Collection entries:
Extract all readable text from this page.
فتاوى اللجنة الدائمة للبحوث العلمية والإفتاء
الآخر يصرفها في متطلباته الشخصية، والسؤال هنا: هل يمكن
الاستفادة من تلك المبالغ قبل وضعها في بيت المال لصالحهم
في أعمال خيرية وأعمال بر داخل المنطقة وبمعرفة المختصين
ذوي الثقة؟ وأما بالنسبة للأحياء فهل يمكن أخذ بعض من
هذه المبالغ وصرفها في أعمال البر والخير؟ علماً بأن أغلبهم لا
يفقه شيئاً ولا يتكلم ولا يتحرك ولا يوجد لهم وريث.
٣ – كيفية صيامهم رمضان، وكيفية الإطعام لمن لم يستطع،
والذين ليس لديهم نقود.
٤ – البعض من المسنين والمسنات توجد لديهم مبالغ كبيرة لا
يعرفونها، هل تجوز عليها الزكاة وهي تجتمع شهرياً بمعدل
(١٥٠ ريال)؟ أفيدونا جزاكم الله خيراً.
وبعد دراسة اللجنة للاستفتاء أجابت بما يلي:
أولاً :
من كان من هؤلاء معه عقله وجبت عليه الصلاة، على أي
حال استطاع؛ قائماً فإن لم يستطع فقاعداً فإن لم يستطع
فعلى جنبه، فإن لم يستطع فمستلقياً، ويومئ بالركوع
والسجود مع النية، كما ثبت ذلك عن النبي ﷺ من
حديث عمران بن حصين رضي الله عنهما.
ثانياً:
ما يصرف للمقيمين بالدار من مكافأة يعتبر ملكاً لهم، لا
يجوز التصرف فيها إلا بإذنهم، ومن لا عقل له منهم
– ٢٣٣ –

■ INSTRUCTIONS TO FOLLOW
Show every line that contains the word "أعمال".

■ FINAL ANSWER
في أعمال خيرية وأعمال بر داخل المنطقة وبمعرفة المختصين
هذه المبالغ وصرفها في أعمال البر والخير؟ علماً بأن أغلبهم لا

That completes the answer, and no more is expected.